*The problem:*
Search the material for the word "предложения" and report each line where it turns up.
------------------------------
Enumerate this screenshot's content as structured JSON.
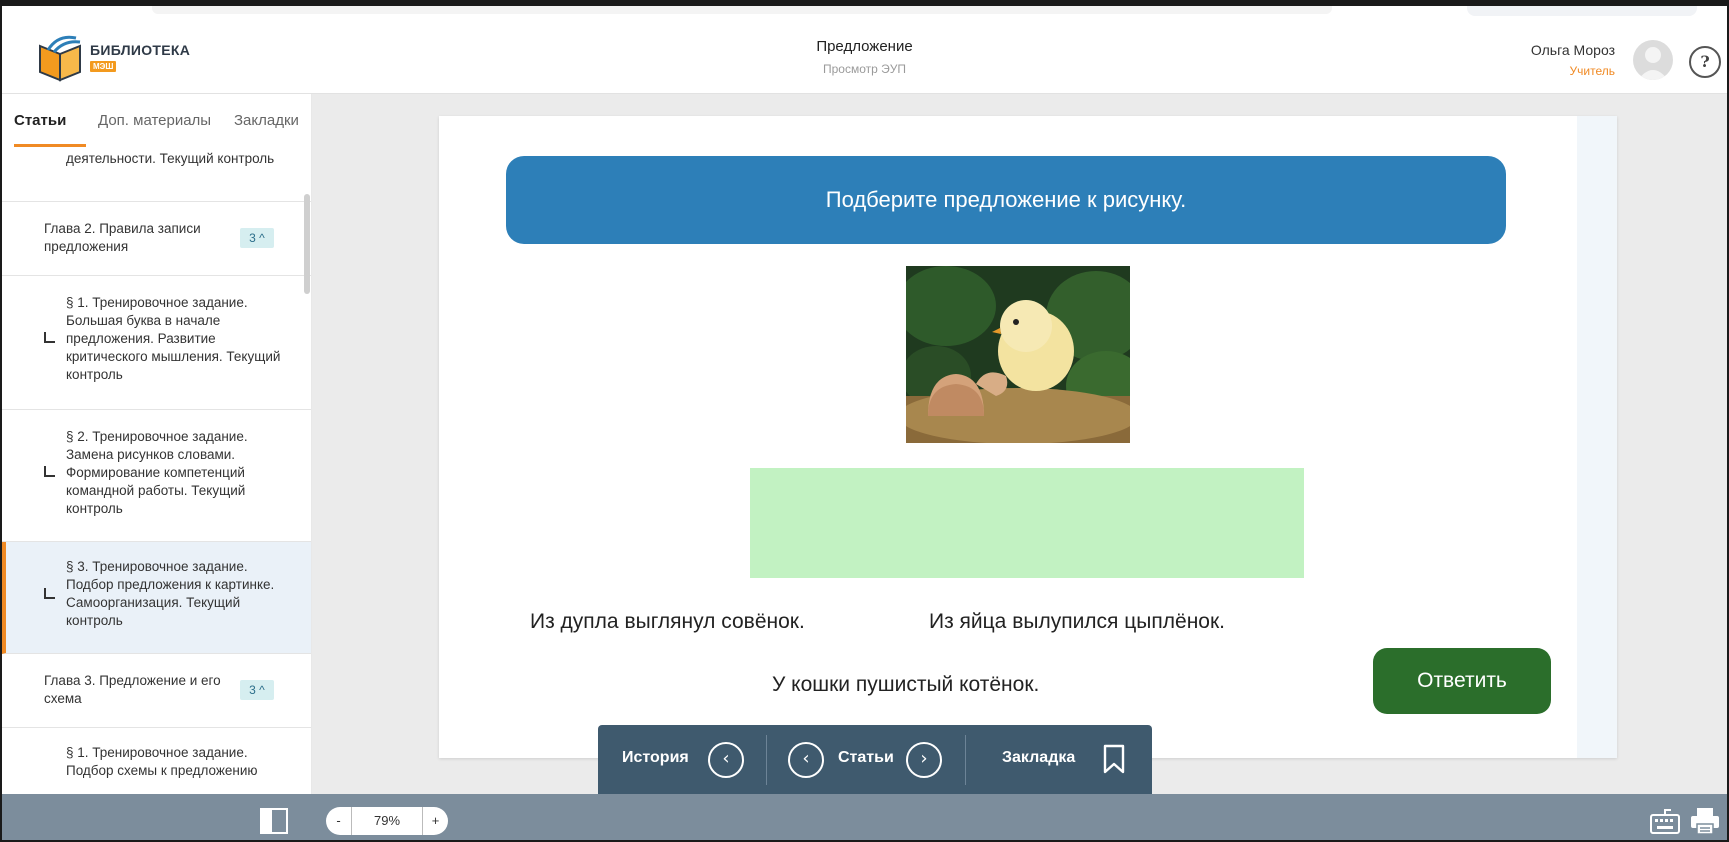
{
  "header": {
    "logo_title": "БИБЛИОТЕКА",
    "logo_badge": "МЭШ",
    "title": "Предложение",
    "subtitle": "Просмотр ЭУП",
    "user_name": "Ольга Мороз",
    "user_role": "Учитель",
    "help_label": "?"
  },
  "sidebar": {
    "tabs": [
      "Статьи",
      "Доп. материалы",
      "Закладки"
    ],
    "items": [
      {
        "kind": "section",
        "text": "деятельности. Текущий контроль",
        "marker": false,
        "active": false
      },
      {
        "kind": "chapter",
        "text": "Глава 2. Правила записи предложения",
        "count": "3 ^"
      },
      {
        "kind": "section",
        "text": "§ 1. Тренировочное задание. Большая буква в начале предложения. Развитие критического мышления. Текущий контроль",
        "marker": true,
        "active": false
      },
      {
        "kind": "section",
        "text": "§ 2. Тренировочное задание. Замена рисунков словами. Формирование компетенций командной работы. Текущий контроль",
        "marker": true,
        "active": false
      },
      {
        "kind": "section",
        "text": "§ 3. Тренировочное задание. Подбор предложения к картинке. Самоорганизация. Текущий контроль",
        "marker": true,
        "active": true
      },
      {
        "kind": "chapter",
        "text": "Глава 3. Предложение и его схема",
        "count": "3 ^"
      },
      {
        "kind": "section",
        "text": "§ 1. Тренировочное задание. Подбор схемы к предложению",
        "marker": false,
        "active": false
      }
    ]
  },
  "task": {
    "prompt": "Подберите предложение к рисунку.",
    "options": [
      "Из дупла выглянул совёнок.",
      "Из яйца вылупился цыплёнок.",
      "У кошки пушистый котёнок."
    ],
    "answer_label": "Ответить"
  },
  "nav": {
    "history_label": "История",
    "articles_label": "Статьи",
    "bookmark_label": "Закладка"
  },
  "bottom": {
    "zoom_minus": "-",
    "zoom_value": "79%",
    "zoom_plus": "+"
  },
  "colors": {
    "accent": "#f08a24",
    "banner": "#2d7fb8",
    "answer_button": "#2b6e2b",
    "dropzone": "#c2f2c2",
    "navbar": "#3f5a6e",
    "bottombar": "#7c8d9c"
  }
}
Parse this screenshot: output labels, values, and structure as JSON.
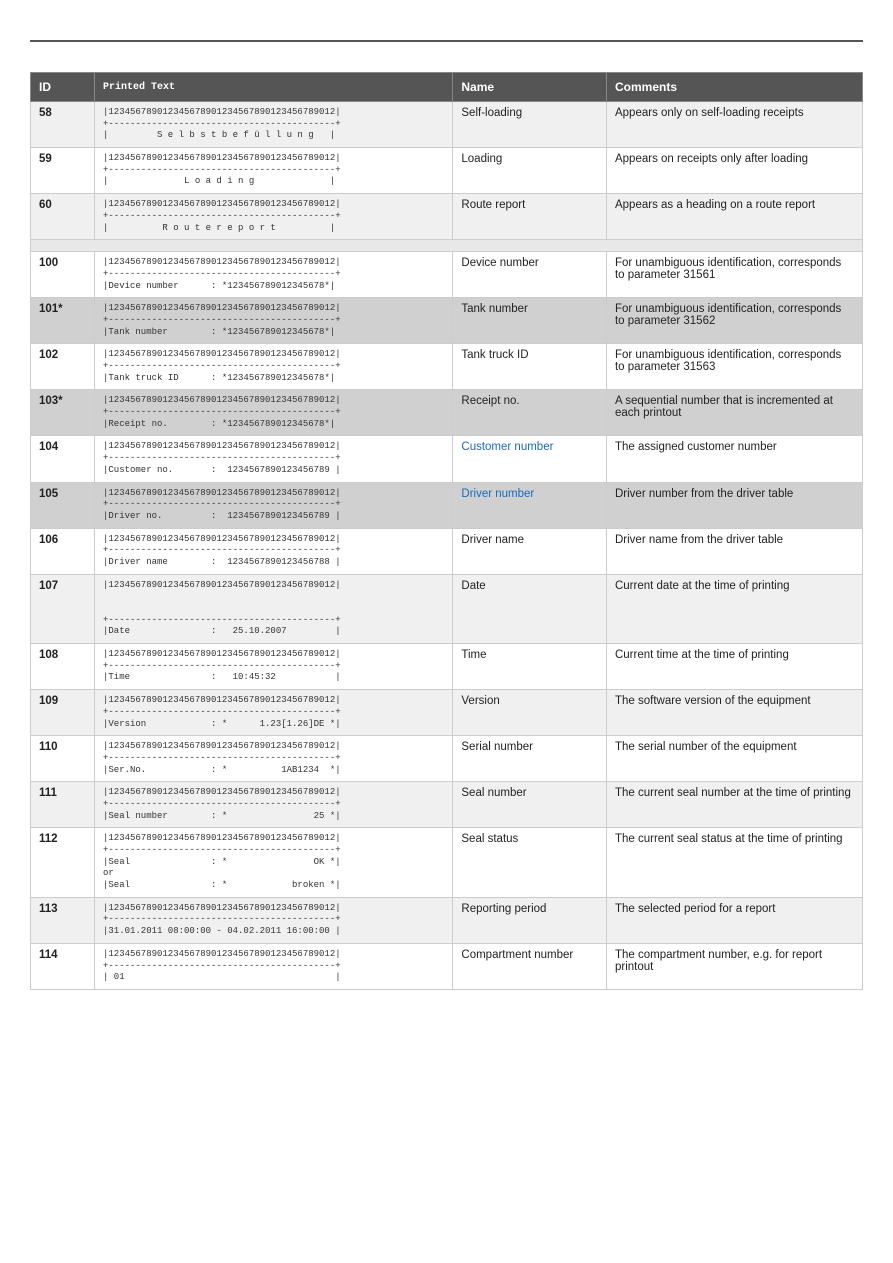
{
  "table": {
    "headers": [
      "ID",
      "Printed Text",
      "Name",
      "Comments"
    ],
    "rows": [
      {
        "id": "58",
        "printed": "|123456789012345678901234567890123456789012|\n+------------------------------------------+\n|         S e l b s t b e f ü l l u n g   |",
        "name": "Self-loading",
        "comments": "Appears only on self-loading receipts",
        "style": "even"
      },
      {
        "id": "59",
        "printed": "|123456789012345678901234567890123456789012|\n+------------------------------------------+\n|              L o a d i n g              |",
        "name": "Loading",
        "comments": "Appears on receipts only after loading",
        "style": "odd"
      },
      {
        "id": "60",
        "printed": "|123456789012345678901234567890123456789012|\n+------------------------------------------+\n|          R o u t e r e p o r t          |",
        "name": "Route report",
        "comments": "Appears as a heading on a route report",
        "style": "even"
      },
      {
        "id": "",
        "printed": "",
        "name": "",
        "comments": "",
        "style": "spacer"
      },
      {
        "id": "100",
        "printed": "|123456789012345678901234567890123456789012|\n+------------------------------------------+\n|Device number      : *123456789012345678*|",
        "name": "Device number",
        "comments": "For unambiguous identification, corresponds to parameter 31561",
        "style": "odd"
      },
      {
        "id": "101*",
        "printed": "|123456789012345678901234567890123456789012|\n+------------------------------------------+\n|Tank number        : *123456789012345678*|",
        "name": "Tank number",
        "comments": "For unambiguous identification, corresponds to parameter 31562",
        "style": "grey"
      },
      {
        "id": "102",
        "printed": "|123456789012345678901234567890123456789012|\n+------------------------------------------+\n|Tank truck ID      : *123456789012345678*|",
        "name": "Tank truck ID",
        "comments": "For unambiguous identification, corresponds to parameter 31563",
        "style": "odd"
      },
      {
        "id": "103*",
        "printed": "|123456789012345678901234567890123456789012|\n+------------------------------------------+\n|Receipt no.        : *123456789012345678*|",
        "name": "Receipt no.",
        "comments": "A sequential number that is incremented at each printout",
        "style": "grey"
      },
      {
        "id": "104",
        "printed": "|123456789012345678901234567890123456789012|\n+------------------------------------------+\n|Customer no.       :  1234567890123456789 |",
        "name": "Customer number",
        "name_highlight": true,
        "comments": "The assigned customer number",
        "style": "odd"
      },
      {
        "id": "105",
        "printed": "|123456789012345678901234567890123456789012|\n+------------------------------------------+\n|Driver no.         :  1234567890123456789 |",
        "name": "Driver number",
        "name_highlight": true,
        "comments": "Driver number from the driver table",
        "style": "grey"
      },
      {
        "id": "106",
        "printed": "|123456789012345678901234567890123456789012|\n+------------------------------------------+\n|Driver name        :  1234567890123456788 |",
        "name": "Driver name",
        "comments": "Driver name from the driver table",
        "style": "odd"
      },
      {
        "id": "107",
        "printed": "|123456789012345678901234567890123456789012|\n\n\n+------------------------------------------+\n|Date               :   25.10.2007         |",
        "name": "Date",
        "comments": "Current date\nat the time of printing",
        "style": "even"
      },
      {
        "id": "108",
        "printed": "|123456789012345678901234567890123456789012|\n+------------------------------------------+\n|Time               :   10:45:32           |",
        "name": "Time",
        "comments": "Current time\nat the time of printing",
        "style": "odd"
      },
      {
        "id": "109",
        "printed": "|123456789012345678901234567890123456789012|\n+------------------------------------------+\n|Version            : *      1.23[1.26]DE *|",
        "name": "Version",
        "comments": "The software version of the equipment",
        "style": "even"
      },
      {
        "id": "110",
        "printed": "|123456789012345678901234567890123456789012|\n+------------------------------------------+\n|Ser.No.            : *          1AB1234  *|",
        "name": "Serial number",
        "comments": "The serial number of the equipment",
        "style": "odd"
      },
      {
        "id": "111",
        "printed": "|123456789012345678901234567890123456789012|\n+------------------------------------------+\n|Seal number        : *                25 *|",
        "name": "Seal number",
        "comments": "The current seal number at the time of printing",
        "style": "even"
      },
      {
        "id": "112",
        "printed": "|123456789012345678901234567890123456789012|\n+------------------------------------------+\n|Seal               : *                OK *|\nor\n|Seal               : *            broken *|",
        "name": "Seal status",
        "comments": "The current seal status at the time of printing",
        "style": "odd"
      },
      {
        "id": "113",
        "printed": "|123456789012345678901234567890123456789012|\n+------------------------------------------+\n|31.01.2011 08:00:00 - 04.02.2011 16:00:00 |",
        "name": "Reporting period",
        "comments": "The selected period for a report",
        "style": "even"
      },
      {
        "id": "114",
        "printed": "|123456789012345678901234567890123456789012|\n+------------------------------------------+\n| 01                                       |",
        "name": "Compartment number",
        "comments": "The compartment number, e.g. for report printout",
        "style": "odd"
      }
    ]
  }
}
------------------------------
*Full answer:*
        "text": "Глава 2. Правила записи предложения",
        "text": "§ 1. Тренировочное задание. Большая буква в начале предложения. Развитие критического мышления. Текущий контроль",
        "text": "§ 3. Тренировочное задание. Подбор предложения к картинке. Самоорганизация. Текущий контроль",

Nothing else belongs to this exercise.